[Records that describe figures]

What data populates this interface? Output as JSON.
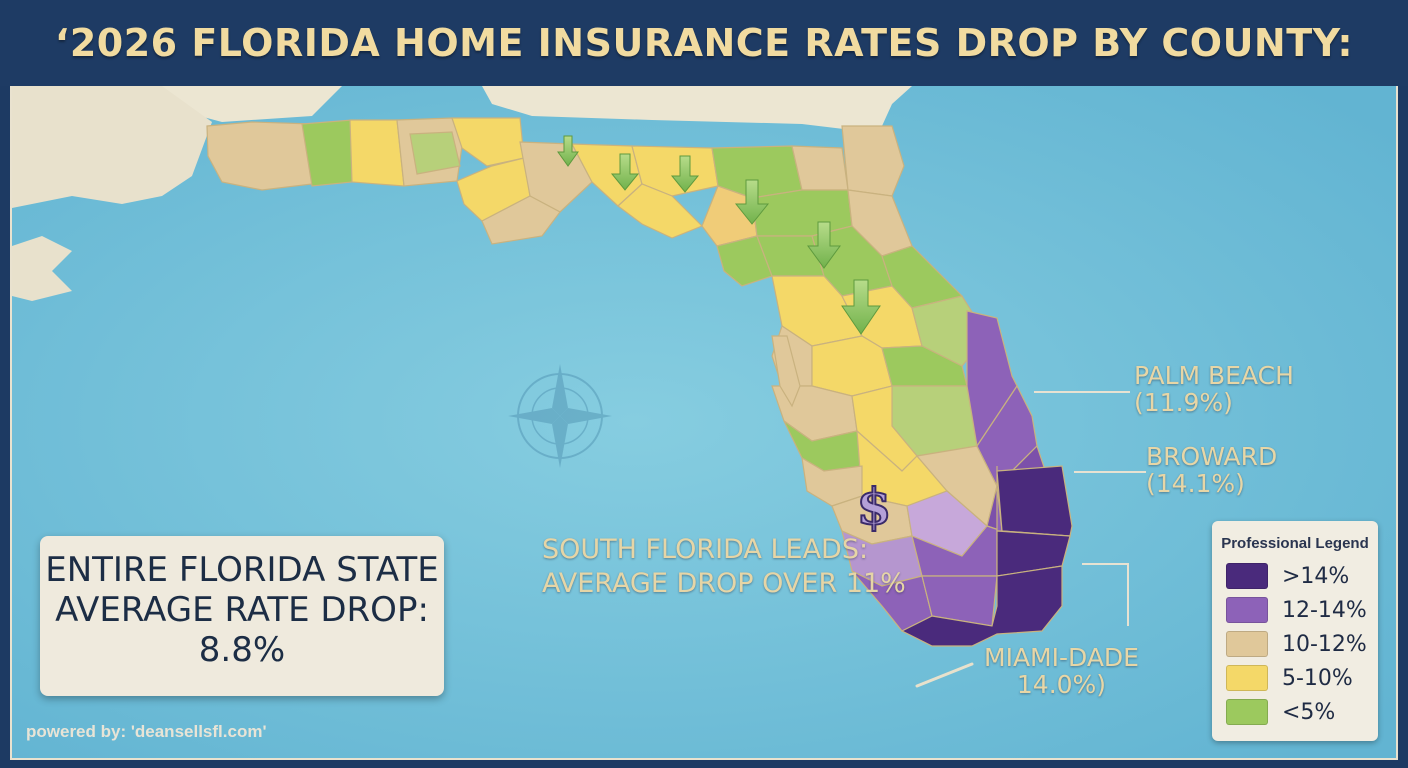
{
  "header": {
    "title": "‘2026 FLORIDA HOME INSURANCE RATES DROP BY COUNTY:"
  },
  "counties": [
    {
      "name": "PALM BEACH",
      "value": "(11.9%)"
    },
    {
      "name": "BROWARD",
      "value": "(14.1%)"
    },
    {
      "name": "MIAMI-DADE",
      "value": "14.0%)"
    }
  ],
  "callout": {
    "line1": "SOUTH FLORIDA LEADS:",
    "line2": "AVERAGE DROP OVER 11%"
  },
  "state_box": {
    "line1": "ENTIRE FLORIDA STATE",
    "line2": "AVERAGE RATE DROP:",
    "line3": "8.8%"
  },
  "legend": {
    "title": "Professional Legend",
    "items": [
      {
        "label": ">14%",
        "color": "#4a2a7c"
      },
      {
        "label": "12-14%",
        "color": "#8d62b8"
      },
      {
        "label": "10-12%",
        "color": "#e0c89a"
      },
      {
        "label": "5-10%",
        "color": "#f4d868"
      },
      {
        "label": "<5%",
        "color": "#9cc95e"
      }
    ]
  },
  "map_icons": {
    "currency": "$",
    "compass": "compass-rose-icon",
    "arrows": "down-arrow-icon"
  },
  "footer": {
    "powered": "powered by: 'deansellsfl.com'"
  }
}
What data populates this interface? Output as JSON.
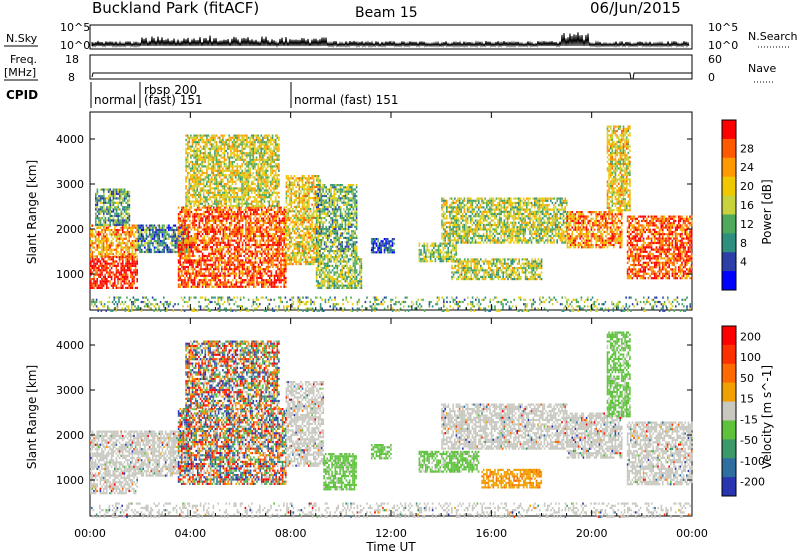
{
  "header": {
    "station": "Buckland Park (fitACF)",
    "beam": "Beam 15",
    "date": "06/Jun/2015"
  },
  "top_panel": {
    "nsky_label": "N.Sky",
    "nsearch_label": "N.Search",
    "freq_label_1": "Freq.",
    "freq_label_2": "[MHz]",
    "nave_label": "Nave",
    "cpid_label": "CPID",
    "left_ticks_noise": [
      "10^5",
      "10^0"
    ],
    "right_ticks_noise": [
      "10^5",
      "10^0"
    ],
    "left_ticks_freq": [
      "18",
      "8"
    ],
    "right_ticks_nave": [
      "60",
      "0"
    ],
    "cpid_segments": [
      {
        "label": "normal",
        "start_h": 0,
        "end_h": 1.75
      },
      {
        "label": "rbsp 200",
        "label2": "(fast) 151",
        "start_h": 1.75,
        "end_h": 8.0
      },
      {
        "label": "normal (fast) 151",
        "start_h": 8.0,
        "end_h": 24.0
      }
    ]
  },
  "chart_data": [
    {
      "type": "heatmap",
      "panel": "power",
      "ylabel": "Slant Range [km]",
      "yticks": [
        "1000",
        "2000",
        "3000",
        "4000"
      ],
      "ylim": [
        200,
        4600
      ],
      "xlim_hours": [
        0,
        24
      ],
      "colorbar_label": "Power [dB]",
      "colorbar_ticks": [
        "4",
        "8",
        "12",
        "16",
        "20",
        "24",
        "28"
      ],
      "colorbar_colors": [
        "#0000ff",
        "#2b3fa6",
        "#2f8f7f",
        "#4fa95a",
        "#c8d23c",
        "#f0c800",
        "#ff9900",
        "#ff5a00",
        "#ff0000"
      ],
      "regions": [
        {
          "t0": 0.0,
          "t1": 1.9,
          "r0": 700,
          "r1": 1400,
          "level": 0.95
        },
        {
          "t0": 0.0,
          "t1": 1.9,
          "r0": 1400,
          "r1": 2100,
          "level": 0.7
        },
        {
          "t0": 0.2,
          "t1": 1.6,
          "r0": 2100,
          "r1": 2900,
          "level": 0.35
        },
        {
          "t0": 1.9,
          "t1": 4.0,
          "r0": 1500,
          "r1": 2100,
          "level": 0.3
        },
        {
          "t0": 3.5,
          "t1": 7.8,
          "r0": 700,
          "r1": 2500,
          "level": 0.85
        },
        {
          "t0": 3.8,
          "t1": 7.5,
          "r0": 2500,
          "r1": 4100,
          "level": 0.55
        },
        {
          "t0": 7.8,
          "t1": 9.2,
          "r0": 1200,
          "r1": 3200,
          "level": 0.6
        },
        {
          "t0": 9.0,
          "t1": 10.8,
          "r0": 700,
          "r1": 1400,
          "level": 0.45
        },
        {
          "t0": 9.0,
          "t1": 10.6,
          "r0": 1400,
          "r1": 3000,
          "level": 0.4
        },
        {
          "t0": 11.2,
          "t1": 12.1,
          "r0": 1500,
          "r1": 1800,
          "level": 0.2
        },
        {
          "t0": 13.1,
          "t1": 14.6,
          "r0": 1300,
          "r1": 1700,
          "level": 0.45
        },
        {
          "t0": 14.4,
          "t1": 18.0,
          "r0": 900,
          "r1": 1350,
          "level": 0.5
        },
        {
          "t0": 14.0,
          "t1": 19.0,
          "r0": 1700,
          "r1": 2700,
          "level": 0.5
        },
        {
          "t0": 19.0,
          "t1": 21.2,
          "r0": 1600,
          "r1": 2400,
          "level": 0.75
        },
        {
          "t0": 20.6,
          "t1": 21.5,
          "r0": 2400,
          "r1": 4300,
          "level": 0.6
        },
        {
          "t0": 21.4,
          "t1": 24.0,
          "r0": 900,
          "r1": 2300,
          "level": 0.85
        }
      ]
    },
    {
      "type": "heatmap",
      "panel": "velocity",
      "ylabel": "Slant Range [km]",
      "yticks": [
        "1000",
        "2000",
        "3000",
        "4000"
      ],
      "ylim": [
        200,
        4600
      ],
      "xlim_hours": [
        0,
        24
      ],
      "xlabel": "Time UT",
      "xticks": [
        "00:00",
        "04:00",
        "08:00",
        "12:00",
        "16:00",
        "20:00",
        "00:00"
      ],
      "colorbar_label": "Velocity [m s^-1]",
      "colorbar_ticks": [
        "200",
        "100",
        "50",
        "15",
        "-15",
        "-50",
        "-100",
        "-200"
      ],
      "colorbar_colors": [
        "#2a35b0",
        "#2e6fa0",
        "#3c9a6a",
        "#5ec23c",
        "#c8c8c0",
        "#f0a000",
        "#ff6a00",
        "#ff3000",
        "#ff0000"
      ],
      "regions": [
        {
          "t0": 0.0,
          "t1": 1.9,
          "r0": 700,
          "r1": 2100,
          "kind": "gray"
        },
        {
          "t0": 1.9,
          "t1": 4.0,
          "r0": 1100,
          "r1": 2100,
          "kind": "gray"
        },
        {
          "t0": 3.5,
          "t1": 7.8,
          "r0": 900,
          "r1": 2600,
          "kind": "mixed"
        },
        {
          "t0": 3.8,
          "t1": 7.5,
          "r0": 2600,
          "r1": 4100,
          "kind": "mixed"
        },
        {
          "t0": 7.8,
          "t1": 9.3,
          "r0": 1300,
          "r1": 3200,
          "kind": "gray"
        },
        {
          "t0": 11.2,
          "t1": 12.0,
          "r0": 1500,
          "r1": 1800,
          "kind": "green"
        },
        {
          "t0": 9.3,
          "t1": 10.6,
          "r0": 800,
          "r1": 1600,
          "kind": "green"
        },
        {
          "t0": 13.1,
          "t1": 15.5,
          "r0": 1200,
          "r1": 1650,
          "kind": "green"
        },
        {
          "t0": 15.6,
          "t1": 18.0,
          "r0": 850,
          "r1": 1250,
          "kind": "orange"
        },
        {
          "t0": 14.0,
          "t1": 19.0,
          "r0": 1700,
          "r1": 2700,
          "kind": "gray"
        },
        {
          "t0": 19.0,
          "t1": 21.2,
          "r0": 1500,
          "r1": 2500,
          "kind": "gray"
        },
        {
          "t0": 20.6,
          "t1": 21.5,
          "r0": 2400,
          "r1": 4300,
          "kind": "green"
        },
        {
          "t0": 21.4,
          "t1": 24.0,
          "r0": 900,
          "r1": 2300,
          "kind": "gray"
        }
      ]
    }
  ],
  "ground_scatter_band": {
    "r0": 200,
    "r1": 500
  }
}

* **Your instructions**:
Copy the data exactly. Any picture it contains is to be omitted.

* **Expected output**:
What data populates this interface? Output as JSON.
{
  "header": {
    "title": "‘2026 FLORIDA HOME INSURANCE RATES DROP BY COUNTY:"
  },
  "counties": [
    {
      "name": "PALM BEACH",
      "value": "(11.9%)"
    },
    {
      "name": "BROWARD",
      "value": "(14.1%)"
    },
    {
      "name": "MIAMI-DADE",
      "value": "14.0%)"
    }
  ],
  "callout": {
    "line1": "SOUTH FLORIDA LEADS:",
    "line2": "AVERAGE DROP OVER 11%"
  },
  "state_box": {
    "line1": "ENTIRE FLORIDA STATE",
    "line2": "AVERAGE RATE DROP:",
    "line3": "8.8%"
  },
  "legend": {
    "title": "Professional Legend",
    "items": [
      {
        "label": ">14%",
        "color": "#4a2a7c"
      },
      {
        "label": "12-14%",
        "color": "#8d62b8"
      },
      {
        "label": "10-12%",
        "color": "#e0c89a"
      },
      {
        "label": "5-10%",
        "color": "#f4d868"
      },
      {
        "label": "<5%",
        "color": "#9cc95e"
      }
    ]
  },
  "map_icons": {
    "currency": "$",
    "compass": "compass-rose-icon",
    "arrows": "down-arrow-icon"
  },
  "footer": {
    "powered": "powered by: 'deansellsfl.com'"
  }
}
What data populates this interface? Output as JSON.
{
  "header": {
    "station": "Buckland Park (fitACF)",
    "beam": "Beam 15",
    "date": "06/Jun/2015"
  },
  "top_panel": {
    "nsky_label": "N.Sky",
    "nsearch_label": "N.Search",
    "freq_label_1": "Freq.",
    "freq_label_2": "[MHz]",
    "nave_label": "Nave",
    "cpid_label": "CPID",
    "left_ticks_noise": [
      "10^5",
      "10^0"
    ],
    "right_ticks_noise": [
      "10^5",
      "10^0"
    ],
    "left_ticks_freq": [
      "18",
      "8"
    ],
    "right_ticks_nave": [
      "60",
      "0"
    ],
    "cpid_segments": [
      {
        "label": "normal",
        "start_h": 0,
        "end_h": 1.75
      },
      {
        "label": "rbsp 200",
        "label2": "(fast) 151",
        "start_h": 1.75,
        "end_h": 8.0
      },
      {
        "label": "normal (fast) 151",
        "start_h": 8.0,
        "end_h": 24.0
      }
    ]
  },
  "chart_data": [
    {
      "type": "heatmap",
      "panel": "power",
      "ylabel": "Slant Range [km]",
      "yticks": [
        "1000",
        "2000",
        "3000",
        "4000"
      ],
      "ylim": [
        200,
        4600
      ],
      "xlim_hours": [
        0,
        24
      ],
      "colorbar_label": "Power [dB]",
      "colorbar_ticks": [
        "4",
        "8",
        "12",
        "16",
        "20",
        "24",
        "28"
      ],
      "colorbar_colors": [
        "#0000ff",
        "#2b3fa6",
        "#2f8f7f",
        "#4fa95a",
        "#c8d23c",
        "#f0c800",
        "#ff9900",
        "#ff5a00",
        "#ff0000"
      ],
      "regions": [
        {
          "t0": 0.0,
          "t1": 1.9,
          "r0": 700,
          "r1": 1400,
          "level": 0.95
        },
        {
          "t0": 0.0,
          "t1": 1.9,
          "r0": 1400,
          "r1": 2100,
          "level": 0.7
        },
        {
          "t0": 0.2,
          "t1": 1.6,
          "r0": 2100,
          "r1": 2900,
          "level": 0.35
        },
        {
          "t0": 1.9,
          "t1": 4.0,
          "r0": 1500,
          "r1": 2100,
          "level": 0.3
        },
        {
          "t0": 3.5,
          "t1": 7.8,
          "r0": 700,
          "r1": 2500,
          "level": 0.85
        },
        {
          "t0": 3.8,
          "t1": 7.5,
          "r0": 2500,
          "r1": 4100,
          "level": 0.55
        },
        {
          "t0": 7.8,
          "t1": 9.2,
          "r0": 1200,
          "r1": 3200,
          "level": 0.6
        },
        {
          "t0": 9.0,
          "t1": 10.8,
          "r0": 700,
          "r1": 1400,
          "level": 0.45
        },
        {
          "t0": 9.0,
          "t1": 10.6,
          "r0": 1400,
          "r1": 3000,
          "level": 0.4
        },
        {
          "t0": 11.2,
          "t1": 12.1,
          "r0": 1500,
          "r1": 1800,
          "level": 0.2
        },
        {
          "t0": 13.1,
          "t1": 14.6,
          "r0": 1300,
          "r1": 1700,
          "level": 0.45
        },
        {
          "t0": 14.4,
          "t1": 18.0,
          "r0": 900,
          "r1": 1350,
          "level": 0.5
        },
        {
          "t0": 14.0,
          "t1": 19.0,
          "r0": 1700,
          "r1": 2700,
          "level": 0.5
        },
        {
          "t0": 19.0,
          "t1": 21.2,
          "r0": 1600,
          "r1": 2400,
          "level": 0.75
        },
        {
          "t0": 20.6,
          "t1": 21.5,
          "r0": 2400,
          "r1": 4300,
          "level": 0.6
        },
        {
          "t0": 21.4,
          "t1": 24.0,
          "r0": 900,
          "r1": 2300,
          "level": 0.85
        }
      ]
    },
    {
      "type": "heatmap",
      "panel": "velocity",
      "ylabel": "Slant Range [km]",
      "yticks": [
        "1000",
        "2000",
        "3000",
        "4000"
      ],
      "ylim": [
        200,
        4600
      ],
      "xlim_hours": [
        0,
        24
      ],
      "xlabel": "Time UT",
      "xticks": [
        "00:00",
        "04:00",
        "08:00",
        "12:00",
        "16:00",
        "20:00",
        "00:00"
      ],
      "colorbar_label": "Velocity [m s^-1]",
      "colorbar_ticks": [
        "200",
        "100",
        "50",
        "15",
        "-15",
        "-50",
        "-100",
        "-200"
      ],
      "colorbar_colors": [
        "#2a35b0",
        "#2e6fa0",
        "#3c9a6a",
        "#5ec23c",
        "#c8c8c0",
        "#f0a000",
        "#ff6a00",
        "#ff3000",
        "#ff0000"
      ],
      "regions": [
        {
          "t0": 0.0,
          "t1": 1.9,
          "r0": 700,
          "r1": 2100,
          "kind": "gray"
        },
        {
          "t0": 1.9,
          "t1": 4.0,
          "r0": 1100,
          "r1": 2100,
          "kind": "gray"
        },
        {
          "t0": 3.5,
          "t1": 7.8,
          "r0": 900,
          "r1": 2600,
          "kind": "mixed"
        },
        {
          "t0": 3.8,
          "t1": 7.5,
          "r0": 2600,
          "r1": 4100,
          "kind": "mixed"
        },
        {
          "t0": 7.8,
          "t1": 9.3,
          "r0": 1300,
          "r1": 3200,
          "kind": "gray"
        },
        {
          "t0": 11.2,
          "t1": 12.0,
          "r0": 1500,
          "r1": 1800,
          "kind": "green"
        },
        {
          "t0": 9.3,
          "t1": 10.6,
          "r0": 800,
          "r1": 1600,
          "kind": "green"
        },
        {
          "t0": 13.1,
          "t1": 15.5,
          "r0": 1200,
          "r1": 1650,
          "kind": "green"
        },
        {
          "t0": 15.6,
          "t1": 18.0,
          "r0": 850,
          "r1": 1250,
          "kind": "orange"
        },
        {
          "t0": 14.0,
          "t1": 19.0,
          "r0": 1700,
          "r1": 2700,
          "kind": "gray"
        },
        {
          "t0": 19.0,
          "t1": 21.2,
          "r0": 1500,
          "r1": 2500,
          "kind": "gray"
        },
        {
          "t0": 20.6,
          "t1": 21.5,
          "r0": 2400,
          "r1": 4300,
          "kind": "green"
        },
        {
          "t0": 21.4,
          "t1": 24.0,
          "r0": 900,
          "r1": 2300,
          "kind": "gray"
        }
      ]
    }
  ],
  "ground_scatter_band": {
    "r0": 200,
    "r1": 500
  }
}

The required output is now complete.